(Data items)
* start *

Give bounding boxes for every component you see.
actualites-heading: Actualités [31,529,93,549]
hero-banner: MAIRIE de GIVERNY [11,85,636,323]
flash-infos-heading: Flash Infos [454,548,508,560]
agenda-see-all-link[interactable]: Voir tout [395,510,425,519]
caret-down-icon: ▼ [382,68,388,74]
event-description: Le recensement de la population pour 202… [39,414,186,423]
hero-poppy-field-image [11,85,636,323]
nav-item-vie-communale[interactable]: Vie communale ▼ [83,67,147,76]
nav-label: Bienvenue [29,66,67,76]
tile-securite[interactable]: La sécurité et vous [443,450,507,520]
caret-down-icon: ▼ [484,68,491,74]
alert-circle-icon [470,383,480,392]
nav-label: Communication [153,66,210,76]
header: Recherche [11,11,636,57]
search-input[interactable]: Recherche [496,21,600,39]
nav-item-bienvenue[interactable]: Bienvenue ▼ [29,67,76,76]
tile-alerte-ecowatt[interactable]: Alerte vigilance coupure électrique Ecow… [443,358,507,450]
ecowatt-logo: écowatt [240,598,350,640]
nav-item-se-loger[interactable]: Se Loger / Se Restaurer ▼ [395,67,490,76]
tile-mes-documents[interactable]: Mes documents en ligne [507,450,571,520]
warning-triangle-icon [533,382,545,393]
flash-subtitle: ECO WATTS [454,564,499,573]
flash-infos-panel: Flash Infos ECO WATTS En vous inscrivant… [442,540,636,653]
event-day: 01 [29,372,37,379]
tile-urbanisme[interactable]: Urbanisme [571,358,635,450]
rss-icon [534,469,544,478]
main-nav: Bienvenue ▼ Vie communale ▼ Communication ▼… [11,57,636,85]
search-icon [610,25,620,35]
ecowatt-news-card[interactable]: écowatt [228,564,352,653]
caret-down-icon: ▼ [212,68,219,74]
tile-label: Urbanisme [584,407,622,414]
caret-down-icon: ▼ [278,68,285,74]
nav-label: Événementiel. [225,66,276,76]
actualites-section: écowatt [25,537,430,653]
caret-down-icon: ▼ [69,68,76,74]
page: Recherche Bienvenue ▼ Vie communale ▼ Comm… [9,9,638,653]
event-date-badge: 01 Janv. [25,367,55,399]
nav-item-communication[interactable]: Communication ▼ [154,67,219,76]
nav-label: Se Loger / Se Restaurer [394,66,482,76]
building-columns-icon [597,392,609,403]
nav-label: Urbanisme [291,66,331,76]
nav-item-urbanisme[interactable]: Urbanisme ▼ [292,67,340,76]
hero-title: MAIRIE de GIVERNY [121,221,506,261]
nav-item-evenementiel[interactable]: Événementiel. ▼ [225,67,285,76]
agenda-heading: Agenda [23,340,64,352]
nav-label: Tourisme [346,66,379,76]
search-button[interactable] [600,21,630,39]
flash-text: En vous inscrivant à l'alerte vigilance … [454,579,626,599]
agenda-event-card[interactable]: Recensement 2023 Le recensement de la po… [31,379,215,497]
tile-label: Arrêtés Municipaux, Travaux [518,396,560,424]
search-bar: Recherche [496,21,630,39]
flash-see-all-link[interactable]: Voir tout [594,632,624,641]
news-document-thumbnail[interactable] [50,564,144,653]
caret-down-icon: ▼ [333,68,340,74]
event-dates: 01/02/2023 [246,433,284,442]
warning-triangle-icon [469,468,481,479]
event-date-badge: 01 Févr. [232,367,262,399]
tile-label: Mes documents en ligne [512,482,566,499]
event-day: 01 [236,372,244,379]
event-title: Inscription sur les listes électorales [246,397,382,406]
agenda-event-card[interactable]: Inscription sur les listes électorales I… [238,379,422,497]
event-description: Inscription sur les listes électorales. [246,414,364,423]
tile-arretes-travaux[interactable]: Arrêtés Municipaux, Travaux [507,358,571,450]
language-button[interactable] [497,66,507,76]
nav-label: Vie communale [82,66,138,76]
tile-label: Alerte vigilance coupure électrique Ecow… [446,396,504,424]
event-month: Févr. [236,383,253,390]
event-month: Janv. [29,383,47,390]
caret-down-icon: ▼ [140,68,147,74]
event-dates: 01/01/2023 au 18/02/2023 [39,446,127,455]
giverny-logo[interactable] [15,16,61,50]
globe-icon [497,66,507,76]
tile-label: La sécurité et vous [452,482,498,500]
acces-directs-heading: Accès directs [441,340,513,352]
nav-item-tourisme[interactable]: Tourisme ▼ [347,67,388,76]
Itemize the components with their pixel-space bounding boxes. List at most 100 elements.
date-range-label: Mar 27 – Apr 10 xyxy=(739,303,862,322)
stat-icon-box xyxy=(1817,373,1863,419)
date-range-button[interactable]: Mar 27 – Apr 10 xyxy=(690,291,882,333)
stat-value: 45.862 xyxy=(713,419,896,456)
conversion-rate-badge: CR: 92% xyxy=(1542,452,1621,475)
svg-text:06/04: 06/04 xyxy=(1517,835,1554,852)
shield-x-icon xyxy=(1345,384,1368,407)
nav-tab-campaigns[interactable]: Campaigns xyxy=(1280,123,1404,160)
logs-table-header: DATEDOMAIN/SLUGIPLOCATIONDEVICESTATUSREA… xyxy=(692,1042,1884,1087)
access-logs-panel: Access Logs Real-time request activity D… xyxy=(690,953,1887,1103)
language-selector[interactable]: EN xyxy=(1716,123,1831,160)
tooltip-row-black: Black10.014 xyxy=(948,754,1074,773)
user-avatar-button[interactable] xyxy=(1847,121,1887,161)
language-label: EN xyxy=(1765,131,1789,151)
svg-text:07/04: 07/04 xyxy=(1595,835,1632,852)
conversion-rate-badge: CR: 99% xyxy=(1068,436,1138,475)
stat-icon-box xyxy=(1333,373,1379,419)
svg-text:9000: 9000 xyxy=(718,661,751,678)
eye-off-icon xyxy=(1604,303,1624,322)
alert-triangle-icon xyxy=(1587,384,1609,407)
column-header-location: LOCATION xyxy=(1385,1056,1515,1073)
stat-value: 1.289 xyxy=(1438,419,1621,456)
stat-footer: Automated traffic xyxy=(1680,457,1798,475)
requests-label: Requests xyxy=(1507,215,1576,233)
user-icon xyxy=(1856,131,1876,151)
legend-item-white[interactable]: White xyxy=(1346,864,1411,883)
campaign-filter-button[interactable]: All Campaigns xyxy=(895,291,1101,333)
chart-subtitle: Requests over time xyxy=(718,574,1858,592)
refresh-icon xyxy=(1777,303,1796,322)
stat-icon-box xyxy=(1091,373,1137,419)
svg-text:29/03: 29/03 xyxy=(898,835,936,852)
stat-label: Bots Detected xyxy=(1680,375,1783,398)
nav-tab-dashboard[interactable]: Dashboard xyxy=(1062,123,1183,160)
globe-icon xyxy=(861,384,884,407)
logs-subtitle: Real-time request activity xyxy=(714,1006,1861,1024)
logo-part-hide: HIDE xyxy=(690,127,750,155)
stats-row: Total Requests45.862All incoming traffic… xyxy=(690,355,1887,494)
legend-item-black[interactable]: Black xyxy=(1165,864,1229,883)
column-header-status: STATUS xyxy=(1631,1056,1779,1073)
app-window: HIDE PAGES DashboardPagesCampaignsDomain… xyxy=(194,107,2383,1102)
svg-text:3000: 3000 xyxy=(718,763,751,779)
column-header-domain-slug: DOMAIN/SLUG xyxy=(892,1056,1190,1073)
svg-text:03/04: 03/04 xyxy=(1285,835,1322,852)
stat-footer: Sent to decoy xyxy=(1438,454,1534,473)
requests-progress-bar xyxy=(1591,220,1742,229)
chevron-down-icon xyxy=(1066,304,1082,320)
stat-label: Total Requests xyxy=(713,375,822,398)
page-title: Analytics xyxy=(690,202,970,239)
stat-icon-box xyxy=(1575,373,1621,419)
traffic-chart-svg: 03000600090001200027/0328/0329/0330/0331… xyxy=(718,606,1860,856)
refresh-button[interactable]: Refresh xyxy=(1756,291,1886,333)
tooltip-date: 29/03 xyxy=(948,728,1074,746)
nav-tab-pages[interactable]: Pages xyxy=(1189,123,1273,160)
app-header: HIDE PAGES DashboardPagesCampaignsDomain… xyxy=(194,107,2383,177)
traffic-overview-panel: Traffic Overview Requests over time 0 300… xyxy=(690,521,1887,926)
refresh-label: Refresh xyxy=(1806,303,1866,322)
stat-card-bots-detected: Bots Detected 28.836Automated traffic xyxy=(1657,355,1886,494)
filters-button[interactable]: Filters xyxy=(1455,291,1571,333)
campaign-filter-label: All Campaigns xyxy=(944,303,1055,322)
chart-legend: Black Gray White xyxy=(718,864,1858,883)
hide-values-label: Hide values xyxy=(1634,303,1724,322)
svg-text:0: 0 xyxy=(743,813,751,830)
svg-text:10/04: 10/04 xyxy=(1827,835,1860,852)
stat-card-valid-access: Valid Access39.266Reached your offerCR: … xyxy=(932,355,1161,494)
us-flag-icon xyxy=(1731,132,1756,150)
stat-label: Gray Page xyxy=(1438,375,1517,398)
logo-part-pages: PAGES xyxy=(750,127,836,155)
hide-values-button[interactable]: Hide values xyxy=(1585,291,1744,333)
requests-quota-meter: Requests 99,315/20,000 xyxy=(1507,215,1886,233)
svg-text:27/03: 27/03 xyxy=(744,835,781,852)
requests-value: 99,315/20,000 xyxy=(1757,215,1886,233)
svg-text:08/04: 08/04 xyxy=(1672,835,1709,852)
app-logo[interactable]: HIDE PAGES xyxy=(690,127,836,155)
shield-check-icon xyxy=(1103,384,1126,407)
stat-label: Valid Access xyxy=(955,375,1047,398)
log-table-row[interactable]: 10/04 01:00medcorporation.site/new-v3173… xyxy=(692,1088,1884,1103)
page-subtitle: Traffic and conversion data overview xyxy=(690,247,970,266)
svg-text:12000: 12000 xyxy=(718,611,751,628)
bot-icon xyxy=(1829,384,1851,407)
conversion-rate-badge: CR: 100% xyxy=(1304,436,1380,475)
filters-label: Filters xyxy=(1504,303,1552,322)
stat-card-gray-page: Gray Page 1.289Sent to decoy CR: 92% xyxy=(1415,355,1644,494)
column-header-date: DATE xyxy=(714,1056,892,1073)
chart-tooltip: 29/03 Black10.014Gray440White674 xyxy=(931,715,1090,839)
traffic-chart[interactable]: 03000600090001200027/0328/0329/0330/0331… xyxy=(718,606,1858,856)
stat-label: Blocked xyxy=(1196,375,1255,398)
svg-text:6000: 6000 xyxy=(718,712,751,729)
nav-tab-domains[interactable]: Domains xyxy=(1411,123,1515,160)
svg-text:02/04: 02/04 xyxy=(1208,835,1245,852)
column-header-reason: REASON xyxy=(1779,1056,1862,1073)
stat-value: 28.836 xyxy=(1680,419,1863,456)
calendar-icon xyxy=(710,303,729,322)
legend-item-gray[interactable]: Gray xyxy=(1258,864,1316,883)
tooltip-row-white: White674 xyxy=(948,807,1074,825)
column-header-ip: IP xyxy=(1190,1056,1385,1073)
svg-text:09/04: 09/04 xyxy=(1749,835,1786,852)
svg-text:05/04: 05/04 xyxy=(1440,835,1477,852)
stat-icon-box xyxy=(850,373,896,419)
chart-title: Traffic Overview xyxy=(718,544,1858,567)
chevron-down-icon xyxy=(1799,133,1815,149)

* end *

• [What needs to be done] Replace "Voir tout" with "Afficher tout" in the lines from the first line up to and including the line with "event-description: Le recensement", and give back only those lines with nothing else changed.

• [The solution]
Give bounding boxes for every component you see.
actualites-heading: Actualités [31,529,93,549]
hero-banner: MAIRIE de GIVERNY [11,85,636,323]
flash-infos-heading: Flash Infos [454,548,508,560]
agenda-see-all-link[interactable]: Afficher tout [395,510,425,519]
caret-down-icon: ▼ [382,68,388,74]
event-description: Le recensement de la population pour 202… [39,414,186,423]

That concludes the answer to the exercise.